(Element box annotations)
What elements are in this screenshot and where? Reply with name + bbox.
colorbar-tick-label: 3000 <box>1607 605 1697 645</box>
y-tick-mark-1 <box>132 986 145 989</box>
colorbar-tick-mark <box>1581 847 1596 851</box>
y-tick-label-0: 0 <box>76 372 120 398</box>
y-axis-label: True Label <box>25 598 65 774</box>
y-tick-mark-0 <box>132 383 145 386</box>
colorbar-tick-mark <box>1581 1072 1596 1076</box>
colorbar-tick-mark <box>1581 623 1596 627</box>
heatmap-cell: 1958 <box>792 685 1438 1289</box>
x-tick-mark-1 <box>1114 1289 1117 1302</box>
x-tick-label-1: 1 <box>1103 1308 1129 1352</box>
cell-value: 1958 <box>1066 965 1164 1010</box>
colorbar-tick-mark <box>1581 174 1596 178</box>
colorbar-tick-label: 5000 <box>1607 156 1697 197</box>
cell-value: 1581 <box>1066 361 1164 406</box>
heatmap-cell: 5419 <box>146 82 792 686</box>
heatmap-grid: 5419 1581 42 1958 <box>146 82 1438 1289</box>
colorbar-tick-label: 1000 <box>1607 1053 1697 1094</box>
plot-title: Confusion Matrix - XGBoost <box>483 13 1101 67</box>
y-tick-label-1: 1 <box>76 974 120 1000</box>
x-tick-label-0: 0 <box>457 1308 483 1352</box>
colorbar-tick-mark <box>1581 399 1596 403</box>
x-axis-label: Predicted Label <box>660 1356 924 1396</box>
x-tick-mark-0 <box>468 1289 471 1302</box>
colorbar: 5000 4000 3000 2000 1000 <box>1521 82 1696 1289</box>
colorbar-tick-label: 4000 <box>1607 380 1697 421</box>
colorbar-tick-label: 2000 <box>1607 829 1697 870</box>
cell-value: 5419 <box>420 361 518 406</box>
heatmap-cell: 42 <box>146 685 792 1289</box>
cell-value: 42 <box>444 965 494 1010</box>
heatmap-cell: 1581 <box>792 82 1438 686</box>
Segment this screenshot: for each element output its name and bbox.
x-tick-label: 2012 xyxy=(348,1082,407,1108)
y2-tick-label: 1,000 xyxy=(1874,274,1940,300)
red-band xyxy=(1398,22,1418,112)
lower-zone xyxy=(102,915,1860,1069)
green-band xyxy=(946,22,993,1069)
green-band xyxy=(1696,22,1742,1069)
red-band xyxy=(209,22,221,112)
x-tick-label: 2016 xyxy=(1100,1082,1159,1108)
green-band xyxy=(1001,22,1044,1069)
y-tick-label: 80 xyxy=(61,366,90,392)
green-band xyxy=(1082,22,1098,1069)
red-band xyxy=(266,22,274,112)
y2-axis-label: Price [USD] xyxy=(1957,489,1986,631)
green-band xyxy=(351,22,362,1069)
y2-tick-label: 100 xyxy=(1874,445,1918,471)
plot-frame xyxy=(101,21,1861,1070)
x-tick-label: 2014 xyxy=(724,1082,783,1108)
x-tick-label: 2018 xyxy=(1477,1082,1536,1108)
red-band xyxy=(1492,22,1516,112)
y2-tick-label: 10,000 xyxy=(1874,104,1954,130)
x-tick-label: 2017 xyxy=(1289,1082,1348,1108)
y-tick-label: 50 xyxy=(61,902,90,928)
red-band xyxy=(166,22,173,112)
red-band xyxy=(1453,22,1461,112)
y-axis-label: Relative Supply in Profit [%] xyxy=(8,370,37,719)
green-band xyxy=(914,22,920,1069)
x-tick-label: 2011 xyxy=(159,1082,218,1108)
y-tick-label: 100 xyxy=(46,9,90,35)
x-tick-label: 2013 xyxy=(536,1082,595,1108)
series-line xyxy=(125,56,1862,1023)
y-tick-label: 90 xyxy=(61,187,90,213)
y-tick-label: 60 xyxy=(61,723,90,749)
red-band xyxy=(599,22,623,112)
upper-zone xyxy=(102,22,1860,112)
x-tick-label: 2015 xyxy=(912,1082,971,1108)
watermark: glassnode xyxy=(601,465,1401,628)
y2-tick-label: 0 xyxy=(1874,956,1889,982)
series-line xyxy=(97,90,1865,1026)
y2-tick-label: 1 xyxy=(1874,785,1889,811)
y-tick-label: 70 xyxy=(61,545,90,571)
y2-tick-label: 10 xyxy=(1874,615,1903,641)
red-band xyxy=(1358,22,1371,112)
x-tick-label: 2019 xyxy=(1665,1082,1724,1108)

_The request:_
Copy all of the lines above without changing anything.

_Solved problem:_
What elements are in this screenshot and where? Reply with name + bbox.
colorbar-tick-label: 3000 <box>1607 605 1697 645</box>
y-tick-mark-1 <box>132 986 145 989</box>
colorbar-tick-mark <box>1581 847 1596 851</box>
y-tick-label-0: 0 <box>76 372 120 398</box>
y-axis-label: True Label <box>25 598 65 774</box>
y-tick-mark-0 <box>132 383 145 386</box>
colorbar-tick-mark <box>1581 1072 1596 1076</box>
colorbar-tick-mark <box>1581 623 1596 627</box>
heatmap-cell: 1958 <box>792 685 1438 1289</box>
x-tick-mark-1 <box>1114 1289 1117 1302</box>
x-tick-label-1: 1 <box>1103 1308 1129 1352</box>
cell-value: 1958 <box>1066 965 1164 1010</box>
colorbar-tick-mark <box>1581 174 1596 178</box>
colorbar-tick-label: 5000 <box>1607 156 1697 197</box>
cell-value: 1581 <box>1066 361 1164 406</box>
heatmap-cell: 5419 <box>146 82 792 686</box>
heatmap-grid: 5419 1581 42 1958 <box>146 82 1438 1289</box>
colorbar-tick-label: 1000 <box>1607 1053 1697 1094</box>
plot-title: Confusion Matrix - XGBoost <box>483 13 1101 67</box>
y-tick-label-1: 1 <box>76 974 120 1000</box>
x-tick-label-0: 0 <box>457 1308 483 1352</box>
colorbar-tick-mark <box>1581 399 1596 403</box>
x-axis-label: Predicted Label <box>660 1356 924 1396</box>
x-tick-mark-0 <box>468 1289 471 1302</box>
colorbar: 5000 4000 3000 2000 1000 <box>1521 82 1696 1289</box>
colorbar-tick-label: 4000 <box>1607 380 1697 421</box>
colorbar-tick-label: 2000 <box>1607 829 1697 870</box>
cell-value: 5419 <box>420 361 518 406</box>
heatmap-cell: 42 <box>146 685 792 1289</box>
cell-value: 42 <box>444 965 494 1010</box>
heatmap-cell: 1581 <box>792 82 1438 686</box>
Segment this screenshot: for each element output its name and bbox.
x-tick-label: 2012 xyxy=(348,1082,407,1108)
y2-tick-label: 1,000 xyxy=(1874,274,1940,300)
red-band xyxy=(1398,22,1418,112)
lower-zone xyxy=(102,915,1860,1069)
green-band xyxy=(946,22,993,1069)
green-band xyxy=(1696,22,1742,1069)
red-band xyxy=(209,22,221,112)
x-tick-label: 2016 xyxy=(1100,1082,1159,1108)
green-band xyxy=(1001,22,1044,1069)
y-tick-label: 80 xyxy=(61,366,90,392)
green-band xyxy=(1082,22,1098,1069)
red-band xyxy=(266,22,274,112)
y2-axis-label: Price [USD] xyxy=(1957,489,1986,631)
green-band xyxy=(351,22,362,1069)
y2-tick-label: 100 xyxy=(1874,445,1918,471)
plot-frame xyxy=(101,21,1861,1070)
x-tick-label: 2014 xyxy=(724,1082,783,1108)
x-tick-label: 2018 xyxy=(1477,1082,1536,1108)
red-band xyxy=(1492,22,1516,112)
y2-tick-label: 10,000 xyxy=(1874,104,1954,130)
x-tick-label: 2017 xyxy=(1289,1082,1348,1108)
y-tick-label: 50 xyxy=(61,902,90,928)
red-band xyxy=(166,22,173,112)
red-band xyxy=(1453,22,1461,112)
y-axis-label: Relative Supply in Profit [%] xyxy=(8,370,37,719)
green-band xyxy=(914,22,920,1069)
x-tick-label: 2011 xyxy=(159,1082,218,1108)
y-tick-label: 100 xyxy=(46,9,90,35)
x-tick-label: 2013 xyxy=(536,1082,595,1108)
series-line xyxy=(125,56,1862,1023)
y-tick-label: 90 xyxy=(61,187,90,213)
y-tick-label: 60 xyxy=(61,723,90,749)
red-band xyxy=(599,22,623,112)
upper-zone xyxy=(102,22,1860,112)
x-tick-label: 2015 xyxy=(912,1082,971,1108)
watermark: glassnode xyxy=(601,465,1401,628)
y2-tick-label: 0 xyxy=(1874,956,1889,982)
series-line xyxy=(97,90,1865,1026)
y2-tick-label: 1 xyxy=(1874,785,1889,811)
y-tick-label: 70 xyxy=(61,545,90,571)
y2-tick-label: 10 xyxy=(1874,615,1903,641)
red-band xyxy=(1358,22,1371,112)
x-tick-label: 2019 xyxy=(1665,1082,1724,1108)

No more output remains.